▶ _Geciteerd fragment_
Staan wij aan de kant als lijdzame toeschouwers?
Honderdduizenden toeschouwers kwamen opdraven in Amsterdam. Het was Gayparade. De grachten vulden zich met boten en bootjes, afgeladen vol met quasi feestende mensen, sommigen niet wars van de nodige obsceniteit, half naakt met veel aandacht voor het prostitueren van hun onderlichaam. Een joelende menigte, kennelijk ook hele gezinnen met kleine kinderen stond langs de grachten. Hier waren ze, om zich aan het publiek te tonen, hun lijven en hun lusten. En alles moest meedoen, ook mensen die er diep in hun hart misschien grote afkeer van hadden. Maar de homolobby is machtig en manipulatief. Wie niet mee wil doen, wordt gechanteerd via de media en als antihomoactivist of als christelijk conservatief publiekelijk aan de wand gespijkerd. Dus waren ze er allemaal: politieke leiders, mensen uit de krijgsmacht of uit de gemeentelijke politiek, de ING-bank en de AVRO, de GGD, de Nederlandse Spoorwegen, de Politie, De Nederlandse Bank en het Ministerie van onderwijs, cultuur en wetenschap. Want wee je gebeente als je een uitnodiging uit die hoek zou afslaan met: Nee, bedankt!
Volstrekt normaal!?
Hoe zeer zijn we allemaal in onze houding van lijdzaamheid meegezogen in een ontwikkeling die zich in onze maatschappij sinds de jaren ‘6o van de vorige eeuw manifesteert. Alles en iedereen die zich hier ook maar met één woord tegen keert wordt moralisme verweten. Maar ook christenen proberen in het publieke domein aan de bak te komen, om te worden geaccepteerd en spreken in positieve zin over de zonde van homoseksuele praxis. Ik las van een evangelische tv-smaakmaker: `Ik denk dat Jezus liever naar de Gayparade gaat dan naar de EO-jongerendag.’ Veel christenen denken dat we ons moeten identificeren met de moderne immoraliteit om mensen voor het Evangelie te winnen. Een misvatting van de bovenste plank, een uitholling van de kracht van het Evangelie dat uitloopt op een mislukt moralisme. Ik las net gisteren in de krant dat we op tv niet alleen Boer zoekt vrouw hebben, maar ook Boer zoekt man. Ik vermoed dat de homolobby krachtig op de deuren van de KRO heeft geramd om het roer om te krijgen.
Het moet als volstrekt normaal worden beschouwd dat je vrijheid moet hebben in je keuze: seks met een vrouw of met een man. Dat zijn de verworvenheden van onze maatschappij en een meerderheid in ons parlement zal deze dingen krachtig bevorderen. Ook mensen die in het vorige kabinet nog huichelachtig op de vlakte bleven omdat de SGP-stem in de Senaat nodig zou kunnen zijn. Wat zijn we diep gezonken. Nee, zullen andere zeggen, wat zijn we hoog gestegen!

▶ _Schriftelijke opdracht 1_
Zet de records van de regel met "What elements are" tot en met de regel met "Point [97, 685, 120, 699]" om naar een CSV met twee kolommen, invoer en uitvoer, met één rij per opdracht: de tekst in invoer en het antwoord in uitvoer. Zet elk veld tussen aanhalingstekens, vervang regeleinden door spaties en laat de afbeeldingen weg.

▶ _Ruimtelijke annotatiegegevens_
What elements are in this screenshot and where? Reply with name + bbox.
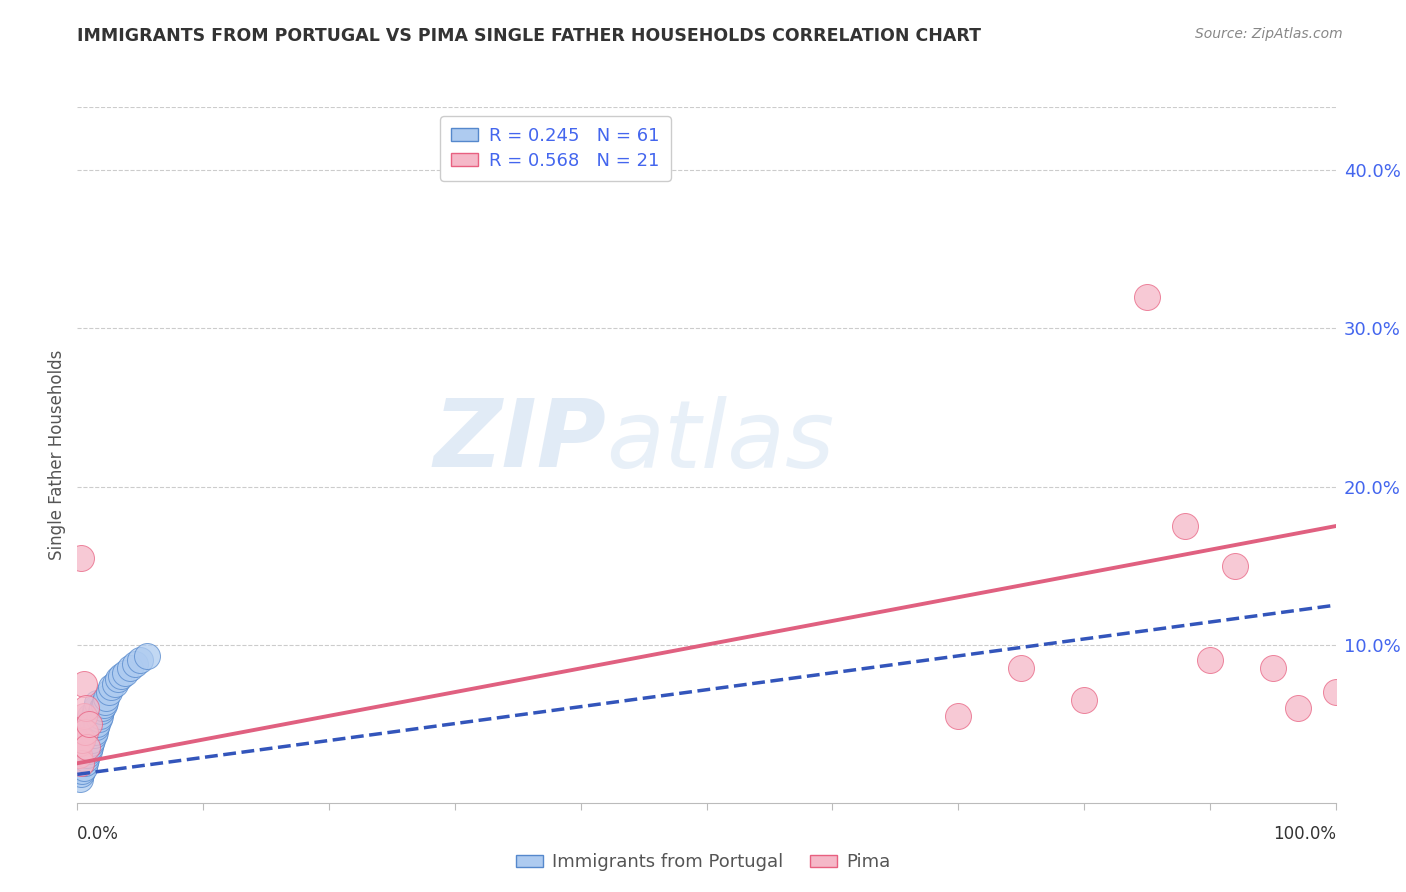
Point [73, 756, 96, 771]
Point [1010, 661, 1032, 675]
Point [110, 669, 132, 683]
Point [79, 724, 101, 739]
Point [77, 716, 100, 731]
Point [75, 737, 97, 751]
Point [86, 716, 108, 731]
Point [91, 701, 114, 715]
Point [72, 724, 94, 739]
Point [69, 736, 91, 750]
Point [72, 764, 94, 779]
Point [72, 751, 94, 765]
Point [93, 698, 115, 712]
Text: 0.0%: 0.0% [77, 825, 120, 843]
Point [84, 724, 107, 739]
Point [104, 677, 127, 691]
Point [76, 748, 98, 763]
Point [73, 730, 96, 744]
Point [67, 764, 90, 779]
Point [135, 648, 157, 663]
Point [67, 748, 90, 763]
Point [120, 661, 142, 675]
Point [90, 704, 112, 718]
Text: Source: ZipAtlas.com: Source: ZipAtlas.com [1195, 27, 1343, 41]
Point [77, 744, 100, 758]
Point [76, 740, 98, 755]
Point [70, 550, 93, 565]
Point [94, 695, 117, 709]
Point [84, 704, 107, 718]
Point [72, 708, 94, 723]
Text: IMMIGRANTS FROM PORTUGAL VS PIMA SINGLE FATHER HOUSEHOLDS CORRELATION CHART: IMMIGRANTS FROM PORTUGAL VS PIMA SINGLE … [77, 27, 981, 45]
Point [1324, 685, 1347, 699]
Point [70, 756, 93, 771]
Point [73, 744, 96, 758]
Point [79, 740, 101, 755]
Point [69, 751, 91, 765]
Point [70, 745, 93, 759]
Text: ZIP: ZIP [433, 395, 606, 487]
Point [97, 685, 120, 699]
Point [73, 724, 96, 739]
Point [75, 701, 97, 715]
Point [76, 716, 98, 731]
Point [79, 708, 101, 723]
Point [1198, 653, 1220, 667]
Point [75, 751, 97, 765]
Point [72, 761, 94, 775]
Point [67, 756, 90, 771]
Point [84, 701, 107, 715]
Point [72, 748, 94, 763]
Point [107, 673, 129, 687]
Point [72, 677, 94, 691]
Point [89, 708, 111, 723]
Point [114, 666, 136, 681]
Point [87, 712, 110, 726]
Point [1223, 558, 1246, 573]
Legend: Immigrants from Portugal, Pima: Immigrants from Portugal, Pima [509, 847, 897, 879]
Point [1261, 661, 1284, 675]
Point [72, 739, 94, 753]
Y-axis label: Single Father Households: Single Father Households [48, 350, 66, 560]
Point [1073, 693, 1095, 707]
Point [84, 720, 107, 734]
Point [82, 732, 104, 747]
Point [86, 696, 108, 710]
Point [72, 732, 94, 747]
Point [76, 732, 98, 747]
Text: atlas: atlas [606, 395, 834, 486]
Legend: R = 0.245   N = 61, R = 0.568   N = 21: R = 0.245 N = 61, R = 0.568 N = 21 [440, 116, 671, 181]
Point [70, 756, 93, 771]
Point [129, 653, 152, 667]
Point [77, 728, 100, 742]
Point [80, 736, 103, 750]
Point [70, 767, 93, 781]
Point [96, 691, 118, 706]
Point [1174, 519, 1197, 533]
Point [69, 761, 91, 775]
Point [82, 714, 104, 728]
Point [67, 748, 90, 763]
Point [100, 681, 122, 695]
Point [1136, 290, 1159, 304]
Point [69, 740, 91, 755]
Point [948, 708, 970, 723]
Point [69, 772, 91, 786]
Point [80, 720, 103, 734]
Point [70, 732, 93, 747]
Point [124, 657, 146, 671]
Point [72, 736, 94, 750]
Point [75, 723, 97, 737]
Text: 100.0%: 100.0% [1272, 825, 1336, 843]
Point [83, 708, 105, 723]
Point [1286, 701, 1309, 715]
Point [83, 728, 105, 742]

==

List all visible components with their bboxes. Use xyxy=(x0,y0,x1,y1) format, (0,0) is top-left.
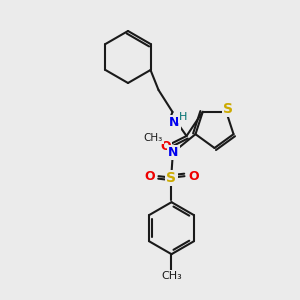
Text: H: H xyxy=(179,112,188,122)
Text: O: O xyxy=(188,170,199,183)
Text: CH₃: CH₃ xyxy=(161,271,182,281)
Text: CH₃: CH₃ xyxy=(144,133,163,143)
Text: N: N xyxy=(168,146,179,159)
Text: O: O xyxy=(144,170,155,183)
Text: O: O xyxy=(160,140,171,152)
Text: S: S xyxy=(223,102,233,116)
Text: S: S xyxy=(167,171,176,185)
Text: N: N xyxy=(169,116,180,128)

...

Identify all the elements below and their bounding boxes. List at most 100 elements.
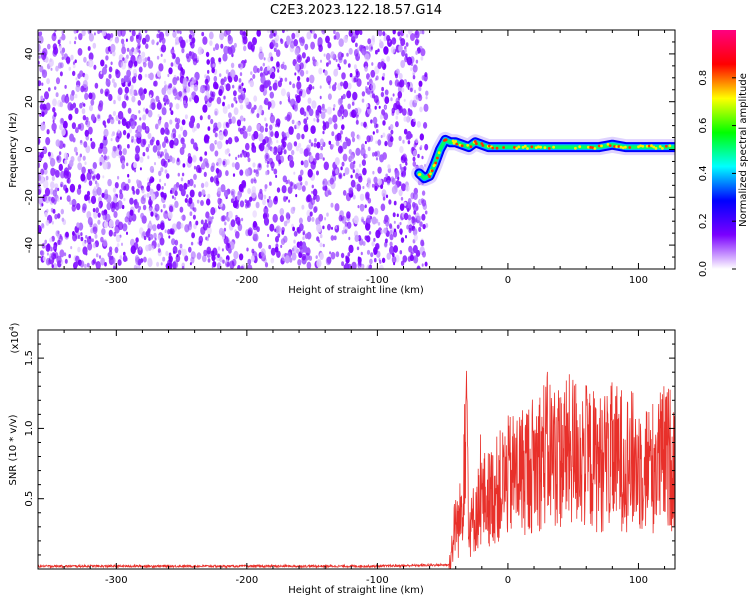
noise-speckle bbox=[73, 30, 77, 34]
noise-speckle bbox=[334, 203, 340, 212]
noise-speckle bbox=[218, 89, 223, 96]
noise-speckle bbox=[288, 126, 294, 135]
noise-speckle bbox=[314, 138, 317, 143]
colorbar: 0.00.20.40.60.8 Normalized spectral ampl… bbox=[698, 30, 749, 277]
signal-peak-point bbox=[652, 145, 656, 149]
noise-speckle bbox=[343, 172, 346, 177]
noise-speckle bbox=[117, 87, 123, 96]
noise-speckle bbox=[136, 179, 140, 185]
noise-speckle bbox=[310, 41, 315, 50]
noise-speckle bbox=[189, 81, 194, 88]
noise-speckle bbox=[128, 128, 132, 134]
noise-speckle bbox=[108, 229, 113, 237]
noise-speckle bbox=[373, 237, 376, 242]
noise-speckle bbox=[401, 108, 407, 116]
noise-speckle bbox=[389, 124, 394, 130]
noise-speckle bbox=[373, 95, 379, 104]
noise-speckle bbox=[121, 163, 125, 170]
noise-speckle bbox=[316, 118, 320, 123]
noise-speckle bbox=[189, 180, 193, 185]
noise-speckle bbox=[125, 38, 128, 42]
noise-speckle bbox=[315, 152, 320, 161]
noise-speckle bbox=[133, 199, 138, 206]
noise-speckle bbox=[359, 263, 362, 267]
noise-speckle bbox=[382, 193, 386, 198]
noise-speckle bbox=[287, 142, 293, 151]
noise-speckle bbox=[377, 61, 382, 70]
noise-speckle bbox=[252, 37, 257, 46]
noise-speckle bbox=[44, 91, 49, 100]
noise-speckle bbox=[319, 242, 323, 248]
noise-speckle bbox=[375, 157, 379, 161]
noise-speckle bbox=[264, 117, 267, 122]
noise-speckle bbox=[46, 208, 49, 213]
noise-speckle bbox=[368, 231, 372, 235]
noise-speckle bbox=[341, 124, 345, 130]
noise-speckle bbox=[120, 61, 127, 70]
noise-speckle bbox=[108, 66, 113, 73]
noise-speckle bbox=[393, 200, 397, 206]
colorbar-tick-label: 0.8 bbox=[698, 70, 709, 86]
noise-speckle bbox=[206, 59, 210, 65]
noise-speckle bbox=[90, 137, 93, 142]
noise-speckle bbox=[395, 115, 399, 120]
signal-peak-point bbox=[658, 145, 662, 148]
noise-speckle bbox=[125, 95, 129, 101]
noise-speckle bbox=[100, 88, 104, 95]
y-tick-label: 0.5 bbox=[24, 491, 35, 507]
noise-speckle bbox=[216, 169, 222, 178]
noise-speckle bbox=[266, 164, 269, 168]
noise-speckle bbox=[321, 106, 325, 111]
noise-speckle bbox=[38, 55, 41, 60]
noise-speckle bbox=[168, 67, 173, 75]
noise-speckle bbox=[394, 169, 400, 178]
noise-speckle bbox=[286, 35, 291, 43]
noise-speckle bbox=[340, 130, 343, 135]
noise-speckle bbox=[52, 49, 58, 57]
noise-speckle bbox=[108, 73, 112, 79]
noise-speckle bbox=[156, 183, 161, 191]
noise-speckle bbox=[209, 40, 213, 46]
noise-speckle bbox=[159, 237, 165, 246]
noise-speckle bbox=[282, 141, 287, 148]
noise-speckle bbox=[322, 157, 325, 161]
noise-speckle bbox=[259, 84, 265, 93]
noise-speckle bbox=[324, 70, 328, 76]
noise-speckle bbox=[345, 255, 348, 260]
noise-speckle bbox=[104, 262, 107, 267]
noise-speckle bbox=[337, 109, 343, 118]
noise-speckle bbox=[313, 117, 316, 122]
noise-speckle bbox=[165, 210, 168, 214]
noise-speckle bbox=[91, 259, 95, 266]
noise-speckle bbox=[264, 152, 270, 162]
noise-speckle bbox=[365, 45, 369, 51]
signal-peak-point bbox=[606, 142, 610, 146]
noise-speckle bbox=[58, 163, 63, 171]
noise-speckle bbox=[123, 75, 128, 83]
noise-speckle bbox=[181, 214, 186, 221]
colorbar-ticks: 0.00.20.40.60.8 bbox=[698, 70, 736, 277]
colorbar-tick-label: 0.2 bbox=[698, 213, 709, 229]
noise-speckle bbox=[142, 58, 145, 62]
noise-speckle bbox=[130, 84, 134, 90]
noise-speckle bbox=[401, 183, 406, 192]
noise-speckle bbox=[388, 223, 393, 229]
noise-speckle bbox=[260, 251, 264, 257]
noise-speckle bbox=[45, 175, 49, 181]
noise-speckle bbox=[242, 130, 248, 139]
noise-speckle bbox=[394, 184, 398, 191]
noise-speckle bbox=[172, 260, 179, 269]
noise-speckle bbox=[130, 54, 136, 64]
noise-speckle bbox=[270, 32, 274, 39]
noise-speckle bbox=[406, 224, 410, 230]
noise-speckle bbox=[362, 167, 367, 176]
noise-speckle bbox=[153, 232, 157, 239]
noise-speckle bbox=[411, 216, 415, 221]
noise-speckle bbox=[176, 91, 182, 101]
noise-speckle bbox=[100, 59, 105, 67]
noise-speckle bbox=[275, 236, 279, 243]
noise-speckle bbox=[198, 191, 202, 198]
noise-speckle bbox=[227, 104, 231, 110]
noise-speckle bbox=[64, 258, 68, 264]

▶ _Schriftelijke opdracht 2_
Neem de tekst over de Gayparade over van "Het moet als" tot en met "we hoog gestegen!", en vervang daarin "Senaat" door "Eerste Kamer".

▶ _Uitgewerkte oplossing 1_
invoer,uitvoer
"What elements are in this screenshot and where? Reply with name + bbox.","Point [73, 756, 96, 771] Point [1010, 661, 1032, 675] Point [110, 669, 132, 683] Point [79, 724, 101, 739] Point [77, 716, 100, 731] Point [75, 737, 97, 751] Point [86, 716, 108, 731] Point [91, 701, 114, 715] Point [72, 724, 94, 739] Point [69, 736, 91, 750] Point [72, 764, 94, 779] Point [72, 751, 94, 765] Point [93, 698, 115, 712] Text: 0.0%: 0.0% [77, 825, 120, 843] Point [84, 724, 107, 739] Point [104, 677, 127, 691] Point [76, 748, 98, 763] Point [73, 730, 96, 744] Point [67, 764, 90, 779] Point [135, 648, 157, 663] Point [67, 748, 90, 763] Point [120, 661, 142, 675] Point [90, 704, 112, 718] Text: Source: ZipAtlas.com: Source: ZipAtlas.com [1195, 27, 1343, 41] Point [77, 744, 100, 758] Point [76, 740, 98, 755] Point [70, 550, 93, 565] Point [94, 695, 117, 709] Point [84, 704, 107, 718] Point [72, 708, 94, 723] Text: IMMIGRANTS FROM PORTUGAL VS PIMA SINGLE FATHER HOUSEHOLDS CORRELATION CHART: IMMIGRANTS FROM PORTUGAL VS PIMA SINGLE … [77, 27, 981, 45] Point [1324, 685, 1347, 699] Point [70, 756, 93, 771] Point [73, 744, 96, 758] Point [79, 740, 101, 755] Point [69, 751, 91, 765] Point [70, 745, 93, 759] Text: ZIP: ZIP [433, 395, 606, 487] Point [97, 685, 120, 699]"

▶ _Uitgewerkte oplossing 2_
Het moet als volstrekt normaal worden beschouwd dat je vrijheid moet hebben in je keuze: seks met een vrouw of met een man. Dat zijn de verworvenheden van onze maatschappij en een meerderheid in ons parlement zal deze dingen krachtig bevorderen. Ook mensen die in het vorige kabinet nog huichelachtig op de vlakte bleven omdat de SGP-stem in de Eerste Kamer nodig zou kunnen zijn. Wat zijn we diep gezonken. Nee, zullen andere zeggen, wat zijn we hoog gestegen!